▶ [Prompt] Give every line below again, exactly.

(Records from a collection)

********************

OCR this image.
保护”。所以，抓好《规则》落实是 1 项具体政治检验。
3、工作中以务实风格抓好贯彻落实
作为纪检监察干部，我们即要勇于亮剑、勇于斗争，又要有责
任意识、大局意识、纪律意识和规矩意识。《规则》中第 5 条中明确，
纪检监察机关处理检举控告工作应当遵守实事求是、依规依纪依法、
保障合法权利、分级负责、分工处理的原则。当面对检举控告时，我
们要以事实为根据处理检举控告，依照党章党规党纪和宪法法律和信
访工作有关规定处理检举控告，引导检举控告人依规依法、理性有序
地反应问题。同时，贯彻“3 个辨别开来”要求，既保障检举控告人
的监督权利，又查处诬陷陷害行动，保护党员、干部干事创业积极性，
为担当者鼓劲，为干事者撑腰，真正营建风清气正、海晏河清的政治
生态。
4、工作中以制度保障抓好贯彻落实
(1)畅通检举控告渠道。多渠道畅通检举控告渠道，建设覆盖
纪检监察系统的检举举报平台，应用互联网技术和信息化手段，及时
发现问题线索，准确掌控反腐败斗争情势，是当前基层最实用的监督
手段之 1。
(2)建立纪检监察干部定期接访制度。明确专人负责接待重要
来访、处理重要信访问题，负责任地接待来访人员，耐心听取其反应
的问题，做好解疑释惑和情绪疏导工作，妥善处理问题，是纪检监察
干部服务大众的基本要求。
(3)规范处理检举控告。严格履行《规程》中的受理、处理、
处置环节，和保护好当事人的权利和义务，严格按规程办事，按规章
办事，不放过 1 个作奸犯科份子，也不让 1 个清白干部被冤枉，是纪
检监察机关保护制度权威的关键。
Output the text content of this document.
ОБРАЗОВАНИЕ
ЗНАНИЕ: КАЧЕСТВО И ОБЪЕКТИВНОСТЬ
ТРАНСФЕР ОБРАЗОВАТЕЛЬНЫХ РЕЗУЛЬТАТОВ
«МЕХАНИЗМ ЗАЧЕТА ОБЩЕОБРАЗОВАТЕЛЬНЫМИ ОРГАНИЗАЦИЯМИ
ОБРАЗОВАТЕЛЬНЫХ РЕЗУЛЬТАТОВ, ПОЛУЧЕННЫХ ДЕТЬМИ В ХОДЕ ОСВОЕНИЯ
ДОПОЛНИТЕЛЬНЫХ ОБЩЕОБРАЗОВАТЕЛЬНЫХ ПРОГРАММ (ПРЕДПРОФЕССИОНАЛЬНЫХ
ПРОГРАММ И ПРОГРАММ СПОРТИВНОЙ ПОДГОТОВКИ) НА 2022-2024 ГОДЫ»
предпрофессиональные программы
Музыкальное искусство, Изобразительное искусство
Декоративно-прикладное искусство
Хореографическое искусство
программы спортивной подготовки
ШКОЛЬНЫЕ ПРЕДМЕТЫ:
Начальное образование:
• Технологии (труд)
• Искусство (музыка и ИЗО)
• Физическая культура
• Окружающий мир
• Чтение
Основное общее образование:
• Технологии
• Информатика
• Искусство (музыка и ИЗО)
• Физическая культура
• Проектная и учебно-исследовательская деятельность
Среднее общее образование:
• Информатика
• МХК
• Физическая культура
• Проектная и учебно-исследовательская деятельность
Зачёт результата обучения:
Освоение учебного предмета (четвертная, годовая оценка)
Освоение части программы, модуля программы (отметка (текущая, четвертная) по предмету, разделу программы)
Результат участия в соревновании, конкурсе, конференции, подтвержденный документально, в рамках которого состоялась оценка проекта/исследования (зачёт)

********************

▶ [Written answer]
OCR this image.
保护”。所以，抓好《规则》落实是 1 项具体政治检验。
3、工作中以务实风格抓好贯彻落实
作为纪检监察干部，我们即要勇于亮剑、勇于斗争，又要有责
任意识、大局意识、纪律意识和规矩意识。《规则》中第 5 条中明确，
纪检监察机关处理检举控告工作应当遵守实事求是、依规依纪依法、
保障合法权利、分级负责、分工处理的原则。当面对检举控告时，我
们要以事实为根据处理检举控告，依照党章党规党纪和宪法法律和信
访工作有关规定处理检举控告，引导检举控告人依规依法、理性有序
地反应问题。同时，贯彻“3 个辨别开来”要求，既保障检举控告人
的监督权利，又查处诬陷陷害行动，保护党员、干部干事创业积极性，
为担当者鼓劲，为干事者撑腰，真正营建风清气正、海晏河清的政治
生态。
4、工作中以制度保障抓好贯彻落实
(1)畅通检举控告渠道。多渠道畅通检举控告渠道，建设覆盖
纪检监察系统的检举举报平台，应用互联网技术和信息化手段，及时
发现问题线索，准确掌控反腐败斗争情势，是当前基层最实用的监督
手段之 1。
(2)建立纪检监察干部定期接访制度。明确专人负责接待重要
来访、处理重要信访问题，负责任地接待来访人员，耐心听取其反应
的问题，做好解疑释惑和情绪疏导工作，妥善处理问题，是纪检监察
干部服务大众的基本要求。
(3)规范处理检举控告。严格履行《规程》中的受理、处理、
处置环节，和保护好当事人的权利和义务，严格按规程办事，按规章
办事，不放过 1 个作奸犯科份子，也不让 1 个清白干部被冤枉，是纪
检监察机关保护制度权威的关键。
Output the text content of this document.
ОБРАЗОВАНИЕ
ЗНАНИЕ: КАЧЕСТВО И ОБЪЕКТИВНОСТЬ
ТРАНСФЕР ОБРАЗОВАТЕЛЬНЫХ РЕЗУЛЬТАТОВ
«МЕХАНИЗМ ЗАЧЕТА ОБЩЕОБРАЗОВАТЕЛЬНЫМИ ОРГАНИЗАЦИЯМИ
ОБРАЗОВАТЕЛЬНЫХ РЕЗУЛЬТАТОВ, ПОЛУЧЕННЫХ ДЕТЬМИ В ХОДЕ ОСВОЕНИЯ
ДОПОЛНИТЕЛЬНЫХ ОБЩЕОБРАЗОВАТЕЛЬНЫХ ПРОГРАММ (ПРЕДПРОФЕССИОНАЛЬНЫХ
ПРОГРАММ И ПРОГРАММ СПОРТИВНОЙ ПОДГОТОВКИ) НА 2022-2024 ГОДЫ»
предпрофессиональные программы
Музыкальное искусство, Изобразительное искусство
Декоративно-прикладное искусство
Хореографическое искусство
программы спортивной подготовки
ШКОЛЬНЫЕ ПРЕДМЕТЫ:
Начальное образование:
• Технологии (труд)
• Искусство (музыка и ИЗО)
• Физическая культура
• Окружающий мир
• Чтение
Основное общее образование:
• Технологии
• Информатика
• Искусство (музыка и ИЗО)
• Физическая культура
• Проектная и учебно-исследовательская деятельность
Среднее общее образование:
• Информатика
• МХК
• Физическая культура
• Проектная и учебно-исследовательская деятельность
Зачёт результата обучения:
Освоение учебного предмета (четвертная, годовая оценка)
Освоение части программы, модуля программы (отметка (текущая, четвертная) по предмету, разделу программы)
Результат участия в соревновании, конкурсе, конференции, подтвержденный документально, в рамках которого состоялась оценка проекта/исследования (зачёт)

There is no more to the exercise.